RECORD LIST
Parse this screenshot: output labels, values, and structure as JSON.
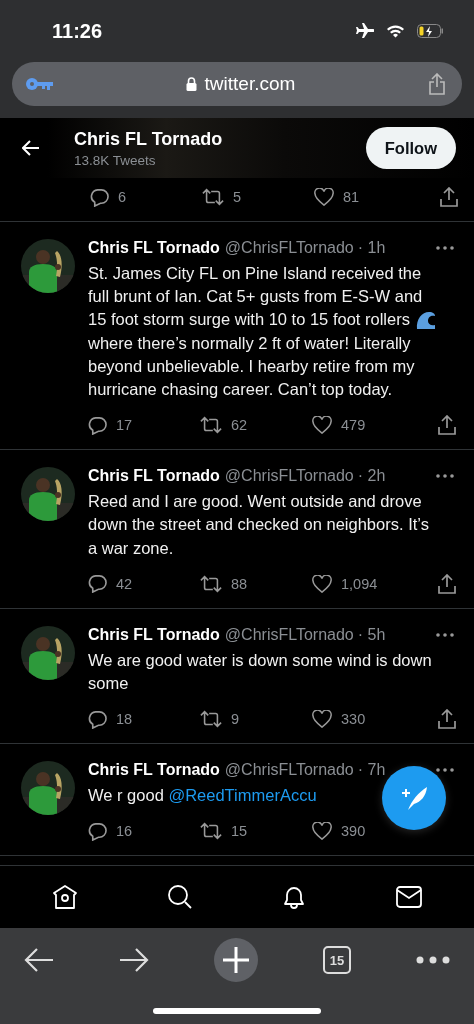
{
  "status_bar": {
    "time": "11:26"
  },
  "address_bar": {
    "url": "twitter.com"
  },
  "profile_header": {
    "name": "Chris FL Tornado",
    "tweet_count": "13.8K Tweets",
    "follow_button": "Follow"
  },
  "previous_tweet": {
    "replies": "6",
    "retweets": "5",
    "likes": "81"
  },
  "tweets": [
    {
      "name": "Chris FL Tornado",
      "handle": "@ChrisFLTornado",
      "time": "· 1h",
      "parts": [
        {
          "kind": "text",
          "text": "St. James City FL on Pine Island received the full brunt of Ian. Cat 5+ gusts from E-S-W and"
        },
        {
          "kind": "text_wave",
          "text": "15 foot storm surge with 10 to 15 foot rollers"
        },
        {
          "kind": "text",
          "text": "where there’s normally 2 ft of water!  Literally beyond unbelievable. I hearby retire from my hurricane chasing career. Can’t top today."
        }
      ],
      "replies": "17",
      "retweets": "62",
      "likes": "479"
    },
    {
      "name": "Chris FL Tornado",
      "handle": "@ChrisFLTornado",
      "time": "· 2h",
      "parts": [
        {
          "kind": "text",
          "text": "Reed and I are good. Went outside and drove down the street and checked on neighbors. It’s a war zone."
        }
      ],
      "replies": "42",
      "retweets": "88",
      "likes": "1,094"
    },
    {
      "name": "Chris FL Tornado",
      "handle": "@ChrisFLTornado",
      "time": "· 5h",
      "parts": [
        {
          "kind": "text",
          "text": "We are good water is down some wind is down some"
        }
      ],
      "replies": "18",
      "retweets": "9",
      "likes": "330"
    },
    {
      "name": "Chris FL Tornado",
      "handle": "@ChrisFLTornado",
      "time": "· 7h",
      "parts": [
        {
          "kind": "text",
          "text": "We r good"
        },
        {
          "kind": "mention",
          "text": "@ReedTimmerAccu"
        }
      ],
      "replies": "16",
      "retweets": "15",
      "likes": "390"
    }
  ],
  "browser_toolbar": {
    "tab_count": "15"
  }
}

WHAT NEEDS TO BE DONE
Going through the entries above, tally each line that has the word "water". Answer with the number only.

TASK RESPONSE
2